» **Supplied data**:
+ + + +
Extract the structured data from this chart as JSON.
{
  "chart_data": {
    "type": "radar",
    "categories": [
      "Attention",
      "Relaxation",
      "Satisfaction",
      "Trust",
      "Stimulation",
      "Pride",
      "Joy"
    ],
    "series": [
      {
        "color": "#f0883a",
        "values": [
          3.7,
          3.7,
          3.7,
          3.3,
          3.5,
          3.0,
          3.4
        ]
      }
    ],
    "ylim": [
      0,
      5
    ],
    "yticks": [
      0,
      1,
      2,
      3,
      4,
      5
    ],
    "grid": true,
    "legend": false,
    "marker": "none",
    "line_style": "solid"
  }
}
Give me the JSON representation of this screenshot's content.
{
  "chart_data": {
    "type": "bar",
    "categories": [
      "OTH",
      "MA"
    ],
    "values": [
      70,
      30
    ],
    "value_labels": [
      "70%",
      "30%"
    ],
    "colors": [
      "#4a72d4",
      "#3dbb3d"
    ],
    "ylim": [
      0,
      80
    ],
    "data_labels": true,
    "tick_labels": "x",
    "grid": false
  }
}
+ + + +
» **Exercise description**: Return every record, word for word.

» **Expected answer**:
Extract the structured data from this chart as JSON.
{
  "chart_data": {
    "type": "radar",
    "categories": [
      "Attention",
      "Relaxation",
      "Satisfaction",
      "Trust",
      "Stimulation",
      "Pride",
      "Joy"
    ],
    "series": [
      {
        "color": "#f0883a",
        "values": [
          3.7,
          3.7,
          3.7,
          3.3,
          3.5,
          3.0,
          3.4
        ]
      }
    ],
    "ylim": [
      0,
      5
    ],
    "yticks": [
      0,
      1,
      2,
      3,
      4,
      5
    ],
    "grid": true,
    "legend": false,
    "marker": "none",
    "line_style": "solid"
  }
}
Give me the JSON representation of this screenshot's content.
{
  "chart_data": {
    "type": "bar",
    "categories": [
      "OTH",
      "MA"
    ],
    "values": [
      70,
      30
    ],
    "value_labels": [
      "70%",
      "30%"
    ],
    "colors": [
      "#4a72d4",
      "#3dbb3d"
    ],
    "ylim": [
      0,
      80
    ],
    "data_labels": true,
    "tick_labels": "x",
    "grid": false
  }
}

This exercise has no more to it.